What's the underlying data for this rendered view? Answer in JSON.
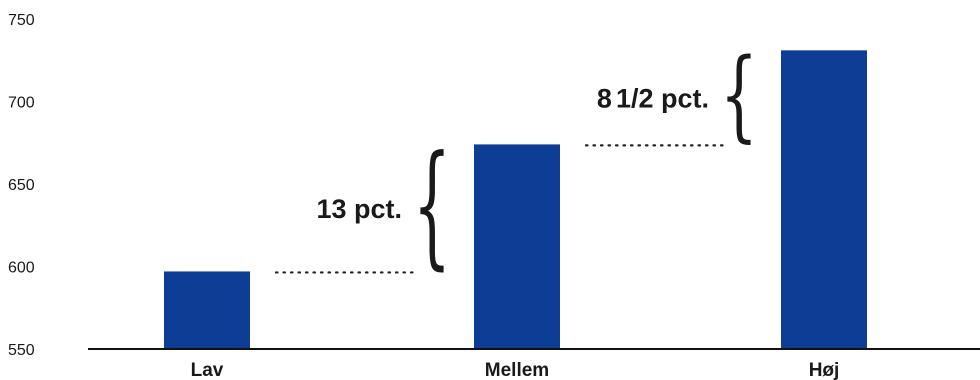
{
  "chart_data": {
    "type": "bar",
    "title": "",
    "xlabel": "",
    "ylabel": "",
    "categories": [
      "Lav",
      "Mellem",
      "Høj"
    ],
    "values": [
      597,
      674,
      731
    ],
    "ylim": [
      550,
      750
    ],
    "yticks": [
      550,
      600,
      650,
      700,
      750
    ],
    "bar_color": "#0d3d94",
    "grid": false,
    "annotations": [
      {
        "from": "Lav",
        "to": "Mellem",
        "main": "13 pct.",
        "frac": ""
      },
      {
        "from": "Mellem",
        "to": "Høj",
        "main": "8",
        "frac": "1/2 pct."
      }
    ]
  }
}
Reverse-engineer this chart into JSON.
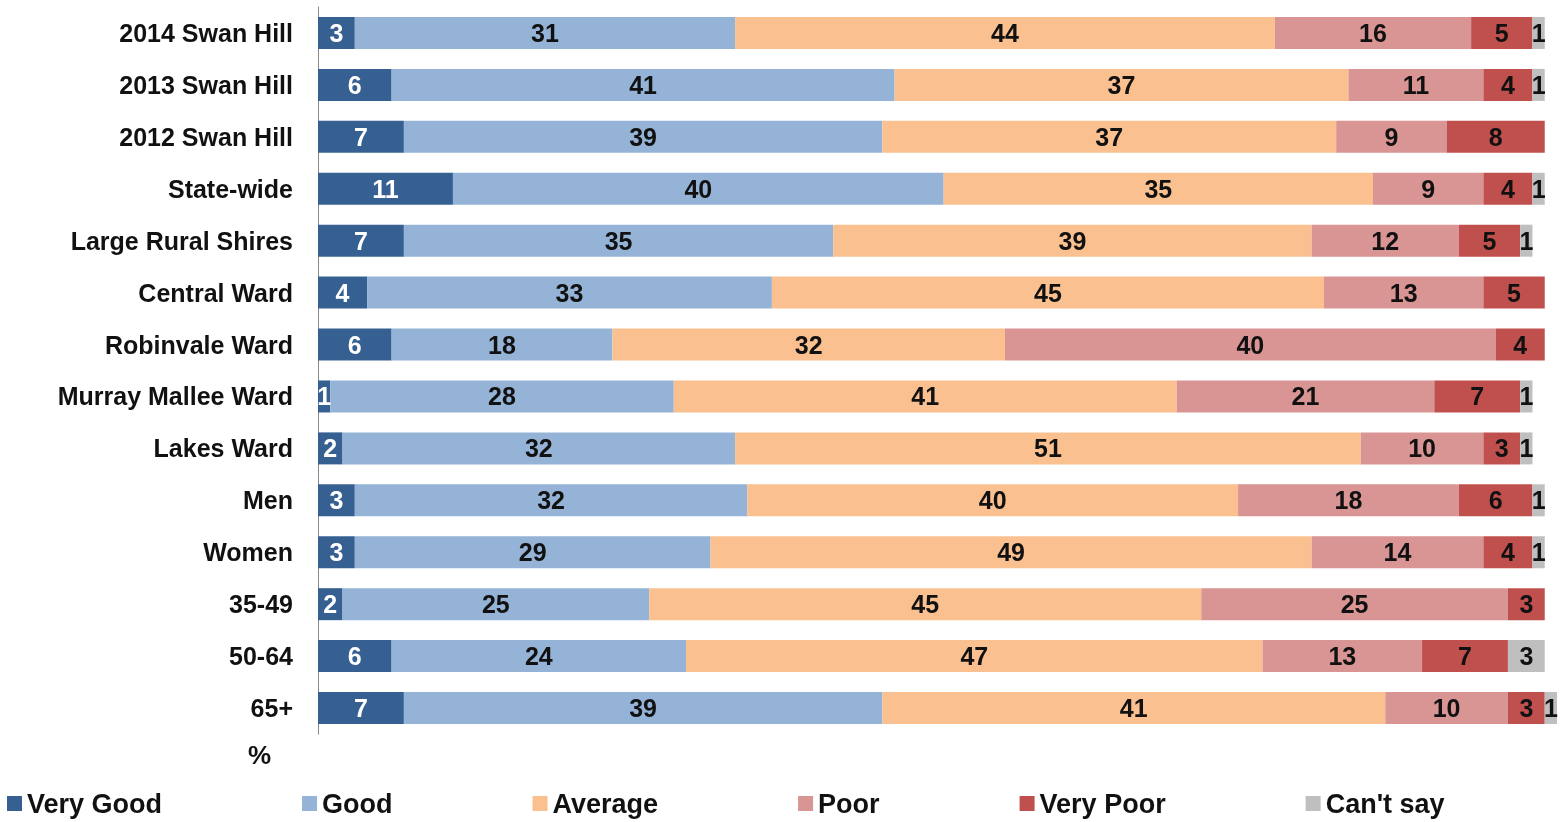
{
  "chart_data": {
    "type": "bar",
    "orientation": "horizontal",
    "stacked": true,
    "data_labels": true,
    "legend": "bottom",
    "xlabel": "%",
    "categories": [
      "2014 Swan Hill",
      "2013 Swan Hill",
      "2012 Swan Hill",
      "State-wide",
      "Large Rural Shires",
      "Central Ward",
      "Robinvale Ward",
      "Murray Mallee Ward",
      "Lakes Ward",
      "Men",
      "Women",
      "35-49",
      "50-64",
      "65+"
    ],
    "series": [
      {
        "name": "Very Good",
        "color": "#366092",
        "values": [
          3,
          6,
          7,
          11,
          7,
          4,
          6,
          1,
          2,
          3,
          3,
          2,
          6,
          7
        ]
      },
      {
        "name": "Good",
        "color": "#95b3d7",
        "values": [
          31,
          41,
          39,
          40,
          35,
          33,
          18,
          28,
          32,
          32,
          29,
          25,
          24,
          39
        ]
      },
      {
        "name": "Average",
        "color": "#fac090",
        "values": [
          44,
          37,
          37,
          35,
          39,
          45,
          32,
          41,
          51,
          40,
          49,
          45,
          47,
          41
        ]
      },
      {
        "name": "Poor",
        "color": "#d99594",
        "values": [
          16,
          11,
          9,
          9,
          12,
          13,
          40,
          21,
          10,
          18,
          14,
          25,
          13,
          10
        ]
      },
      {
        "name": "Very Poor",
        "color": "#c0504d",
        "values": [
          5,
          4,
          8,
          4,
          5,
          5,
          4,
          7,
          3,
          6,
          4,
          3,
          7,
          3
        ]
      },
      {
        "name": "Can't say",
        "color": "#bfbfbf",
        "values": [
          1,
          1,
          null,
          1,
          1,
          null,
          null,
          1,
          1,
          1,
          1,
          null,
          3,
          1
        ]
      }
    ]
  }
}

PROBLEM DESCRIPTION »
Copy out all the records exactly, excluding pictures.

SOLVED PROBLEM »
What's the underlying data for this rendered view? Answer in JSON.
{
  "chart_data": {
    "type": "bar",
    "title": "",
    "xlabel": "",
    "ylabel": "",
    "categories": [
      "Lav",
      "Mellem",
      "Høj"
    ],
    "values": [
      597,
      674,
      731
    ],
    "ylim": [
      550,
      750
    ],
    "yticks": [
      550,
      600,
      650,
      700,
      750
    ],
    "bar_color": "#0d3d94",
    "grid": false,
    "annotations": [
      {
        "from": "Lav",
        "to": "Mellem",
        "main": "13 pct.",
        "frac": ""
      },
      {
        "from": "Mellem",
        "to": "Høj",
        "main": "8",
        "frac": "1/2 pct."
      }
    ]
  }
}
Reverse-engineer this chart into JSON.
{
  "chart_data": {
    "type": "bar",
    "orientation": "horizontal",
    "stacked": true,
    "data_labels": true,
    "legend": "bottom",
    "xlabel": "%",
    "categories": [
      "2014 Swan Hill",
      "2013 Swan Hill",
      "2012 Swan Hill",
      "State-wide",
      "Large Rural Shires",
      "Central Ward",
      "Robinvale Ward",
      "Murray Mallee Ward",
      "Lakes Ward",
      "Men",
      "Women",
      "35-49",
      "50-64",
      "65+"
    ],
    "series": [
      {
        "name": "Very Good",
        "color": "#366092",
        "values": [
          3,
          6,
          7,
          11,
          7,
          4,
          6,
          1,
          2,
          3,
          3,
          2,
          6,
          7
        ]
      },
      {
        "name": "Good",
        "color": "#95b3d7",
        "values": [
          31,
          41,
          39,
          40,
          35,
          33,
          18,
          28,
          32,
          32,
          29,
          25,
          24,
          39
        ]
      },
      {
        "name": "Average",
        "color": "#fac090",
        "values": [
          44,
          37,
          37,
          35,
          39,
          45,
          32,
          41,
          51,
          40,
          49,
          45,
          47,
          41
        ]
      },
      {
        "name": "Poor",
        "color": "#d99594",
        "values": [
          16,
          11,
          9,
          9,
          12,
          13,
          40,
          21,
          10,
          18,
          14,
          25,
          13,
          10
        ]
      },
      {
        "name": "Very Poor",
        "color": "#c0504d",
        "values": [
          5,
          4,
          8,
          4,
          5,
          5,
          4,
          7,
          3,
          6,
          4,
          3,
          7,
          3
        ]
      },
      {
        "name": "Can't say",
        "color": "#bfbfbf",
        "values": [
          1,
          1,
          null,
          1,
          1,
          null,
          null,
          1,
          1,
          1,
          1,
          null,
          3,
          1
        ]
      }
    ]
  }
}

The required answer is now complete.